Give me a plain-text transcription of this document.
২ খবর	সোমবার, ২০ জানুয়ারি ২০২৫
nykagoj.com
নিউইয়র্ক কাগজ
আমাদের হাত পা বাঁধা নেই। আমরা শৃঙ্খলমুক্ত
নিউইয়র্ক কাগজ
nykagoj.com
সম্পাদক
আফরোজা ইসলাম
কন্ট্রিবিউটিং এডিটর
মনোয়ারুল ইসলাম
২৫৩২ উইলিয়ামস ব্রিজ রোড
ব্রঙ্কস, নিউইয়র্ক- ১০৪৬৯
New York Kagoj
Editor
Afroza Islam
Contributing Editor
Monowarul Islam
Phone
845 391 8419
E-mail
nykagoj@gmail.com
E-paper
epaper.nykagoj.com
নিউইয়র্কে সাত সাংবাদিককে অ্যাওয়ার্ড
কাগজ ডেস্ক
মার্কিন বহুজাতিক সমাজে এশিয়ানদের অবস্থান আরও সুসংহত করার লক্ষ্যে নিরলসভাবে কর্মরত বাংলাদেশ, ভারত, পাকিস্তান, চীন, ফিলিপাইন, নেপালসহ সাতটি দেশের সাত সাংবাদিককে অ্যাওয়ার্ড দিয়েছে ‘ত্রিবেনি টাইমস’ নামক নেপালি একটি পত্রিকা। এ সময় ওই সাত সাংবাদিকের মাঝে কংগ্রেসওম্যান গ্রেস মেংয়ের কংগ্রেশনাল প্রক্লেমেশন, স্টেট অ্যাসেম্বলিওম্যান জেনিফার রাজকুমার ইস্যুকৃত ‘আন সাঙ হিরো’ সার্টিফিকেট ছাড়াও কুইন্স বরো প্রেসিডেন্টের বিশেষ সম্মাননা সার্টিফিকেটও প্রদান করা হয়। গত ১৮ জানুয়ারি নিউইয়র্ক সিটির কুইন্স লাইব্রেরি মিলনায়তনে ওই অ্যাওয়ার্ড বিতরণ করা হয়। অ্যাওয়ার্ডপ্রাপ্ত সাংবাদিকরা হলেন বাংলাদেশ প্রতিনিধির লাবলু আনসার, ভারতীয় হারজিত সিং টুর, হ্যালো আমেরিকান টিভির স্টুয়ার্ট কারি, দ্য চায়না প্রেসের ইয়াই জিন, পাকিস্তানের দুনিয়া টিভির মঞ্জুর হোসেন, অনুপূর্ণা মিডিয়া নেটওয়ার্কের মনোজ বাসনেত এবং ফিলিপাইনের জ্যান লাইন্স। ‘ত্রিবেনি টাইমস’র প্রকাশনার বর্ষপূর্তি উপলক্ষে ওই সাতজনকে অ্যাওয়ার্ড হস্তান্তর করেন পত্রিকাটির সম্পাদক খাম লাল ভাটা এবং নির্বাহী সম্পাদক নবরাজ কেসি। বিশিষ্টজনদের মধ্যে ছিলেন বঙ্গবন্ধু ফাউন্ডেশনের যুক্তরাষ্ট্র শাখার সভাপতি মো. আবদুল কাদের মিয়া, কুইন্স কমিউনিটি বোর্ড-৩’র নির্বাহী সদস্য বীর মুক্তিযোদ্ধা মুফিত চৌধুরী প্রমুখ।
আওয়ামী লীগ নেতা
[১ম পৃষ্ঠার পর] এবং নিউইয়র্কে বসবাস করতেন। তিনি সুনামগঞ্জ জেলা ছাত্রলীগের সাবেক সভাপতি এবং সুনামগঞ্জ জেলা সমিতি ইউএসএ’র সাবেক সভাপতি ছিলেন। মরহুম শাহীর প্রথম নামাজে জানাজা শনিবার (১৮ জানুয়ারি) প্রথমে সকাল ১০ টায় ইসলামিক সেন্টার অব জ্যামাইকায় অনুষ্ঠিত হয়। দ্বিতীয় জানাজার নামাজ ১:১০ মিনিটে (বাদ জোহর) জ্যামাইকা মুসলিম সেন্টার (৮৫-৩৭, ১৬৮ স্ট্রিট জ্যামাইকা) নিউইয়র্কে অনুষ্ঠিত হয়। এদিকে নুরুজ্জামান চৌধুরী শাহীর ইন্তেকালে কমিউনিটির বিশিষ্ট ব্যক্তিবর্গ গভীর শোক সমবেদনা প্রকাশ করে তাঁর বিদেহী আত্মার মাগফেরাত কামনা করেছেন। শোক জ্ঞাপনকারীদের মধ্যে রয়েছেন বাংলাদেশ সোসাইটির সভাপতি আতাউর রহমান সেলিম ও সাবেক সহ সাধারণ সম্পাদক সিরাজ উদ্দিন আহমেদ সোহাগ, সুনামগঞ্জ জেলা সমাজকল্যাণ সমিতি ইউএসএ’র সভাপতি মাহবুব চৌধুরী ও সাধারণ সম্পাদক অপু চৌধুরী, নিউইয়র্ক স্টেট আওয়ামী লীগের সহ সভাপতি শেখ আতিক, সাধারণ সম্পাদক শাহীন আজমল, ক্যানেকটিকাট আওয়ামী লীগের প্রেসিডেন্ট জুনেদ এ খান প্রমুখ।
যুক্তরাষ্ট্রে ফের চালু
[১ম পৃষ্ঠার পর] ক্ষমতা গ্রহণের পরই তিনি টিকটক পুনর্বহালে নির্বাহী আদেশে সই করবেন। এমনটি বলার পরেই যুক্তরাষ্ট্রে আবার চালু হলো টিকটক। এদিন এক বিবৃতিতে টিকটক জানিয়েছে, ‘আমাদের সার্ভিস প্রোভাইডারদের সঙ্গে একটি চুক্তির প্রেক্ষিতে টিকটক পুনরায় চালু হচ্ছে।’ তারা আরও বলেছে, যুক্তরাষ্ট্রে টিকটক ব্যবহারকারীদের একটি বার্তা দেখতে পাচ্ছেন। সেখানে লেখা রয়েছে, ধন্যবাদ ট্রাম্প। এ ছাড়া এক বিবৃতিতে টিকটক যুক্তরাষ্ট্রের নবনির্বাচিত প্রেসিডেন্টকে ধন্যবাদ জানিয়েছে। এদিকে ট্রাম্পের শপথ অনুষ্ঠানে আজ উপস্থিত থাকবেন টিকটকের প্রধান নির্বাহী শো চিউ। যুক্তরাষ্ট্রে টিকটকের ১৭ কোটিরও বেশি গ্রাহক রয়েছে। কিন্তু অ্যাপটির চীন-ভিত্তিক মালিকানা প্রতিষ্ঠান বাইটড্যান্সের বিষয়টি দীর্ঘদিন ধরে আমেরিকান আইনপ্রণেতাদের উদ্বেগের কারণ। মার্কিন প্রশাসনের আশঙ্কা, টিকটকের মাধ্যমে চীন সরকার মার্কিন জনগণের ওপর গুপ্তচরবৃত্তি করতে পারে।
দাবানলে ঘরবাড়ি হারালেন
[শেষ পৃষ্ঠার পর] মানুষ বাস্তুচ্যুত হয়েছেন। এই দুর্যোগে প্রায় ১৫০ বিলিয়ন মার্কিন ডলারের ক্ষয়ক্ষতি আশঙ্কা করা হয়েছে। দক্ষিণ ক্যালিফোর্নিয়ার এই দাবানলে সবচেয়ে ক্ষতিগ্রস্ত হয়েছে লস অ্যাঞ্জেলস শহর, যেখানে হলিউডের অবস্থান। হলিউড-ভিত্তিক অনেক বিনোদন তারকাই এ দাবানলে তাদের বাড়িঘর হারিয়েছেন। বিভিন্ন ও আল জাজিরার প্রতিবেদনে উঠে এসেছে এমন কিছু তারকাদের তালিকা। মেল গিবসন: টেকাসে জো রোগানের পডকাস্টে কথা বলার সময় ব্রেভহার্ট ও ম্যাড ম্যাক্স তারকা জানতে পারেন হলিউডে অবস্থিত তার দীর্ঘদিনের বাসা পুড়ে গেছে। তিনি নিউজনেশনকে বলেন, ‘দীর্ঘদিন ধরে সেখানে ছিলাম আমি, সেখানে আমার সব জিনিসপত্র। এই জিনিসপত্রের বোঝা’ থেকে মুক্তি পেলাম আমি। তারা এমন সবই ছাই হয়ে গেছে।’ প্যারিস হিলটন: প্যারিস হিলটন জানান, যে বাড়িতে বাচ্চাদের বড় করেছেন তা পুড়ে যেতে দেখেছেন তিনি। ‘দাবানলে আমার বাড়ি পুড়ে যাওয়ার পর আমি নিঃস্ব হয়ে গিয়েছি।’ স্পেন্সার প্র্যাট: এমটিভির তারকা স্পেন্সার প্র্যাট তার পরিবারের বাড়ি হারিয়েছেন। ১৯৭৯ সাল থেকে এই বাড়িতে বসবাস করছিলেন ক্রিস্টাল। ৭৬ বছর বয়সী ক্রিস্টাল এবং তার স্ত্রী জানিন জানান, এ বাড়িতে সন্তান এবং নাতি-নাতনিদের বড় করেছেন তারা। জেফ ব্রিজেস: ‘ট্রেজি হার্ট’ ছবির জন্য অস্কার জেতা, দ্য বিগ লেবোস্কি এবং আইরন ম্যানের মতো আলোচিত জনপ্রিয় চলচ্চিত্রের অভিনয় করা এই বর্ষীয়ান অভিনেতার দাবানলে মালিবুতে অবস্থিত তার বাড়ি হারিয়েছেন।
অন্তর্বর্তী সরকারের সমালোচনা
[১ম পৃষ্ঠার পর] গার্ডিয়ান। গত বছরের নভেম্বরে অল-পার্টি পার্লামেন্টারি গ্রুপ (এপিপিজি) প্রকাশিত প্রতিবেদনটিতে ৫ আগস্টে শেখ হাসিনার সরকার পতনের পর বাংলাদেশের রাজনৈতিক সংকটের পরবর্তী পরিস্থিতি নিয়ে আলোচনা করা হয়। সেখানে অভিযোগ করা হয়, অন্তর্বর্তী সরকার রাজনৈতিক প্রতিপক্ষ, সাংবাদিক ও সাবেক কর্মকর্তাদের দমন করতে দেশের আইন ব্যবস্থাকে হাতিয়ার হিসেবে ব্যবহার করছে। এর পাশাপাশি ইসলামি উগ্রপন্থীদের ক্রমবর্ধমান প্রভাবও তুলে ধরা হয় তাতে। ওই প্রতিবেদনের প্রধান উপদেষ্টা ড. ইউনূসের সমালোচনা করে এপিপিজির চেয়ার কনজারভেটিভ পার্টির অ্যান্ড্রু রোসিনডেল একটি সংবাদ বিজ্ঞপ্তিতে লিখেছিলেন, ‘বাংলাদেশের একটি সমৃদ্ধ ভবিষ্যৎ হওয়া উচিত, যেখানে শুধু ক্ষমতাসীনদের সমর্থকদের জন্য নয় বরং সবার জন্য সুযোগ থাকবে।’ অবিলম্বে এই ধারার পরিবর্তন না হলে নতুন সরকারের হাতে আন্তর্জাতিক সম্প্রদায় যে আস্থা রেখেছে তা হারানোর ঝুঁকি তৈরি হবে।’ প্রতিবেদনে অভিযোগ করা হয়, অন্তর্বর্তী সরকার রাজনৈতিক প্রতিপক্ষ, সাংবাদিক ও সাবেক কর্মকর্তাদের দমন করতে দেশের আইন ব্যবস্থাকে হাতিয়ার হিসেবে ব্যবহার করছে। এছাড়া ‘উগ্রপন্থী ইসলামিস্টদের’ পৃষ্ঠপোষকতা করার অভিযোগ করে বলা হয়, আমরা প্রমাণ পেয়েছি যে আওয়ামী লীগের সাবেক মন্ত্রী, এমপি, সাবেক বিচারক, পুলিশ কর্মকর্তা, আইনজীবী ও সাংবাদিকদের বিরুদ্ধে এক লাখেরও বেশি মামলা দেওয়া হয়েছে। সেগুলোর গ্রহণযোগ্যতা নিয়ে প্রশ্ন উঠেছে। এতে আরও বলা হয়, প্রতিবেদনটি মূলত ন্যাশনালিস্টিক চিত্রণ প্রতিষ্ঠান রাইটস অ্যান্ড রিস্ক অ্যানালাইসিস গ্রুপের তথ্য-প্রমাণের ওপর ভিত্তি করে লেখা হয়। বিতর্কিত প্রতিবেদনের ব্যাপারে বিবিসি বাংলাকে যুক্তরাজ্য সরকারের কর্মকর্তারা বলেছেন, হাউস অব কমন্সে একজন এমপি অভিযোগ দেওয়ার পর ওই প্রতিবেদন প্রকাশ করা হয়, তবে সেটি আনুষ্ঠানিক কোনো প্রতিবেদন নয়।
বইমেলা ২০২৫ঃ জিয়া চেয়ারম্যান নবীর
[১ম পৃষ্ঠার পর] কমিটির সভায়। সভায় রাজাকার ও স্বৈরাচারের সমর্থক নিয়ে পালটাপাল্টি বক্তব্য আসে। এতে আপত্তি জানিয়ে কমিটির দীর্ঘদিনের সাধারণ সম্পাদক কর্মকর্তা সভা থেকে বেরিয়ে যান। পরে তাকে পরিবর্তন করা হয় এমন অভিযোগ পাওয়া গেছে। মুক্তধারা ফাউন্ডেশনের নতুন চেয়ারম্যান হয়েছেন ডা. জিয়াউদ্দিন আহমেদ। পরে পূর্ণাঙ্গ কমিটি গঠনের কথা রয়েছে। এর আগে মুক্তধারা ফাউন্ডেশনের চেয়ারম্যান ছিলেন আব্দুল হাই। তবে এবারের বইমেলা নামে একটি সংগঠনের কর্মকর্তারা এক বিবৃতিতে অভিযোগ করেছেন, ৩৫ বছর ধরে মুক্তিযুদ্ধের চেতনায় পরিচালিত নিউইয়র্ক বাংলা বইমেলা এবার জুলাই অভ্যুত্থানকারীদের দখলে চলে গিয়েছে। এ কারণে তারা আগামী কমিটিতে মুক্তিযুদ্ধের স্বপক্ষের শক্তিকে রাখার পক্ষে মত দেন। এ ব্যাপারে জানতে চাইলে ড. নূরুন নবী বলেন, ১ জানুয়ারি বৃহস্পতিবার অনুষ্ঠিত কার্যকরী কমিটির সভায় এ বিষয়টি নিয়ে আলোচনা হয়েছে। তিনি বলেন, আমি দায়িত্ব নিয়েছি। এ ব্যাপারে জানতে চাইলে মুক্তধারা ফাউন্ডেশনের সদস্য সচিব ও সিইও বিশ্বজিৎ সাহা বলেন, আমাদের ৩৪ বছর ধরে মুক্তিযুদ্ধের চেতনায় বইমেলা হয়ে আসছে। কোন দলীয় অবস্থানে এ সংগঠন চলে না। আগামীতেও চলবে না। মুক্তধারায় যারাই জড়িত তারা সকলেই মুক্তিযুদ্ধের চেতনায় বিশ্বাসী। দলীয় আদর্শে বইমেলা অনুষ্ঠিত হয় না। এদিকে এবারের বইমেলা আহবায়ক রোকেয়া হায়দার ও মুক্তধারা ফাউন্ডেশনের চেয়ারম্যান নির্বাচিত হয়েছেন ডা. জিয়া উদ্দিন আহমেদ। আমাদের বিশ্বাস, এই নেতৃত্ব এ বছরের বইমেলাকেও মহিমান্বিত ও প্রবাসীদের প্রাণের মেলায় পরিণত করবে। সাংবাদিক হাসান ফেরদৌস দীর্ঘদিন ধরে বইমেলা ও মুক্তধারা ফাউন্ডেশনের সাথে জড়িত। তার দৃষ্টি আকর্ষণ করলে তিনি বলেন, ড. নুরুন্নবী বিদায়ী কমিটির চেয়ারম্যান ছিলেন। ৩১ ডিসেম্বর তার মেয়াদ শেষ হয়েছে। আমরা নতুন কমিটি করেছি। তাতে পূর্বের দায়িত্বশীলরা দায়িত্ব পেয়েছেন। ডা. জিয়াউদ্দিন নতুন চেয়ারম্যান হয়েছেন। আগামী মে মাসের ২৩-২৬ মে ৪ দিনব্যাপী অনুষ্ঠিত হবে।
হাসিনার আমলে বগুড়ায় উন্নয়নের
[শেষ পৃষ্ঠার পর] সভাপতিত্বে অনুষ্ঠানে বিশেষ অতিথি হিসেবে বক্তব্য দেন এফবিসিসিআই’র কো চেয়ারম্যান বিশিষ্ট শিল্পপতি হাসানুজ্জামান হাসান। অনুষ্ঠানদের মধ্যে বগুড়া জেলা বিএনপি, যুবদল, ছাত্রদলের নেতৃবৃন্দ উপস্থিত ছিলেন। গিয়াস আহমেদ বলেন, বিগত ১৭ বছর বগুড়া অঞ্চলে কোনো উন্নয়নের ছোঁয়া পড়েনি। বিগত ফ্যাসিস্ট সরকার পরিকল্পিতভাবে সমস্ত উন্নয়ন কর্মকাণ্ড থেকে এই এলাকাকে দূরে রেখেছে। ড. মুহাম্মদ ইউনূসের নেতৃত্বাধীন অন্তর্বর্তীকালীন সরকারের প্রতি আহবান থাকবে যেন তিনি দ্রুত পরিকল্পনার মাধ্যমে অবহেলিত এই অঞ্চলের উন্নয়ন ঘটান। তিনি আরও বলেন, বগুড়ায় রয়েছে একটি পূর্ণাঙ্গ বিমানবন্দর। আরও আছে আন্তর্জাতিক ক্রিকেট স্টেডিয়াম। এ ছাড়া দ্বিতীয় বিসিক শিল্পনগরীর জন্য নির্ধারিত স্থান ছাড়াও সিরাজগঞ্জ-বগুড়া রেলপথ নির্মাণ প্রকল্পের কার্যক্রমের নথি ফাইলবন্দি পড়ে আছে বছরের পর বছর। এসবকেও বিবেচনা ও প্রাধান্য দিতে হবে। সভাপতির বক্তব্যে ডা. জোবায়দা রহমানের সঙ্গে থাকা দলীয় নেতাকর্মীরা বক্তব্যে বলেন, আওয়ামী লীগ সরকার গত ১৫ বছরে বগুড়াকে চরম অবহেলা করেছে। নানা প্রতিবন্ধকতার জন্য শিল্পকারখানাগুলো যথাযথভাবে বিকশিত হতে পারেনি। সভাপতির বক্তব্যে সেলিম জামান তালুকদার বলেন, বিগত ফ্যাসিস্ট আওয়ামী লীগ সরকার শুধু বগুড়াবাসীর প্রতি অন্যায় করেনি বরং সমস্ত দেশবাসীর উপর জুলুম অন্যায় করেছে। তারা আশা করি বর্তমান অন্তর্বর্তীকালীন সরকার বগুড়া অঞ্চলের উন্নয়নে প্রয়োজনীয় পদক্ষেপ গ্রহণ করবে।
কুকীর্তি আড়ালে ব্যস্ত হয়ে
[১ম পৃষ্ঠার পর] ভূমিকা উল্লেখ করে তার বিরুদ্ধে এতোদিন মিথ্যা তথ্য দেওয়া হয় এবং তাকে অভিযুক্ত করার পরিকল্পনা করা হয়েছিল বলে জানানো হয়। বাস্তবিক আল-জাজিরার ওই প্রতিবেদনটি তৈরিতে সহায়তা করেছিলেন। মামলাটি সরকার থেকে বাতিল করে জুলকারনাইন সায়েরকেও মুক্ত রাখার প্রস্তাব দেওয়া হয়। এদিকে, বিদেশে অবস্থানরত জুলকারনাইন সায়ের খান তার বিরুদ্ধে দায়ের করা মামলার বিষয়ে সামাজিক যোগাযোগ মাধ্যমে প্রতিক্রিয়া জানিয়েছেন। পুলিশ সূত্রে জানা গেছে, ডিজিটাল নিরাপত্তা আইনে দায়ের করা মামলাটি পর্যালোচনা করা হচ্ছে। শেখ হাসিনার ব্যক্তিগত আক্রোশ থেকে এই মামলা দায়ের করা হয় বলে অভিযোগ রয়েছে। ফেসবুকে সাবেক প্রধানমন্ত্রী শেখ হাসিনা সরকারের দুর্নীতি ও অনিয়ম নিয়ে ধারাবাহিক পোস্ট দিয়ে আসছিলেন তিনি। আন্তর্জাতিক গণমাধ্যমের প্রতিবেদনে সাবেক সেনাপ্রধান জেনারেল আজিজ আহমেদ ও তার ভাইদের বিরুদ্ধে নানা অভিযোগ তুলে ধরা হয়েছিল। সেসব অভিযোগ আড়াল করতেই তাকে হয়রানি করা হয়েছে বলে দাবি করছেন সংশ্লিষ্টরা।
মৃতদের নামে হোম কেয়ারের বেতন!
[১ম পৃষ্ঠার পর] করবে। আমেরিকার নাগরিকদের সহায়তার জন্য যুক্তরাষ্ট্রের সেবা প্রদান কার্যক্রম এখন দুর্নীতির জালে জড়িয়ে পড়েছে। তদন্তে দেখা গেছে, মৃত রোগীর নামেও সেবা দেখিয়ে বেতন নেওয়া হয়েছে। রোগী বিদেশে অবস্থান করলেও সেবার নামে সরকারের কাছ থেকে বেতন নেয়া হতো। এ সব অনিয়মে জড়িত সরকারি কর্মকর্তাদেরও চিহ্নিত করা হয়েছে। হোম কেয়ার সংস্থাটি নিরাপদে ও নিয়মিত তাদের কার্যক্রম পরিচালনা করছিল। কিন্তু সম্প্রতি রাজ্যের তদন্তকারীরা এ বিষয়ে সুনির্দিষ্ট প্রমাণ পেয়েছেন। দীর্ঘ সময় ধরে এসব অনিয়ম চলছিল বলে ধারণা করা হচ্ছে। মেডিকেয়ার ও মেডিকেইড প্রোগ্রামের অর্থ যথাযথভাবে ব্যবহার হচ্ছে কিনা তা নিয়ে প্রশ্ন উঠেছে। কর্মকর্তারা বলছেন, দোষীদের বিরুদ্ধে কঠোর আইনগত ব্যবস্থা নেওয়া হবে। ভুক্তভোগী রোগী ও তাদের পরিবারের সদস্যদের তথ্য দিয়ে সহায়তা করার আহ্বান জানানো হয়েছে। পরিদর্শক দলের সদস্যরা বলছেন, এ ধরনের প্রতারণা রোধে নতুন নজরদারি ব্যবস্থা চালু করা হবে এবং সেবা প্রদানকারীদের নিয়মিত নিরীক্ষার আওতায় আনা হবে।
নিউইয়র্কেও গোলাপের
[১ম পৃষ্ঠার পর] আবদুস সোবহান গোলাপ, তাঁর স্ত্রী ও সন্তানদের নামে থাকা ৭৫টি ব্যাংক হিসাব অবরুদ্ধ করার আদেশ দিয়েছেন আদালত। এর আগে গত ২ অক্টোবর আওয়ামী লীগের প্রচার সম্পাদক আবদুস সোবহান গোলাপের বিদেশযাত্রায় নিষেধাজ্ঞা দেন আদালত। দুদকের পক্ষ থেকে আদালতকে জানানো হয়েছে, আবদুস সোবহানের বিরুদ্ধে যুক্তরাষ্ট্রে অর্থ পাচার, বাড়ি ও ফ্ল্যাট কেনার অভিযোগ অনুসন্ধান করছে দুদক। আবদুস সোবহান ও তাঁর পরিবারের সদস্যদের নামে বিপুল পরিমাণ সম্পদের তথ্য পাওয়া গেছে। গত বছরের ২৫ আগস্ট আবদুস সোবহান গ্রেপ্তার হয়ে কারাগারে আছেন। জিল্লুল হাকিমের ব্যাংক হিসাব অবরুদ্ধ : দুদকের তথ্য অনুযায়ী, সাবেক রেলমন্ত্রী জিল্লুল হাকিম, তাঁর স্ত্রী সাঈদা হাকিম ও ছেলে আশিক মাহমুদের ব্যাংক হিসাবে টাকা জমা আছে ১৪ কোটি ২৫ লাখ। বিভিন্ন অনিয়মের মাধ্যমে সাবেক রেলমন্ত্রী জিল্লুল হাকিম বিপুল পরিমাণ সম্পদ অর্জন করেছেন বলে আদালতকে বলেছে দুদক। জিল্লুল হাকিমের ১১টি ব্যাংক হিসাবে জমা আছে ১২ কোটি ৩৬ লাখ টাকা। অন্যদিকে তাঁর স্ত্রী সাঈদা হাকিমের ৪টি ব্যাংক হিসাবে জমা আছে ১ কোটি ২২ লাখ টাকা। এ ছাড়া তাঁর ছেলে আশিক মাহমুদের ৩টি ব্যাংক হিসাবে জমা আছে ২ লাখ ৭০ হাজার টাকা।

□ □ □ □ □ □ □

Locate and copy each line in the data above that includes the word "nykagoj".

nykagoj.com
nykagoj.com
nykagoj@gmail.com
epaper.nykagoj.com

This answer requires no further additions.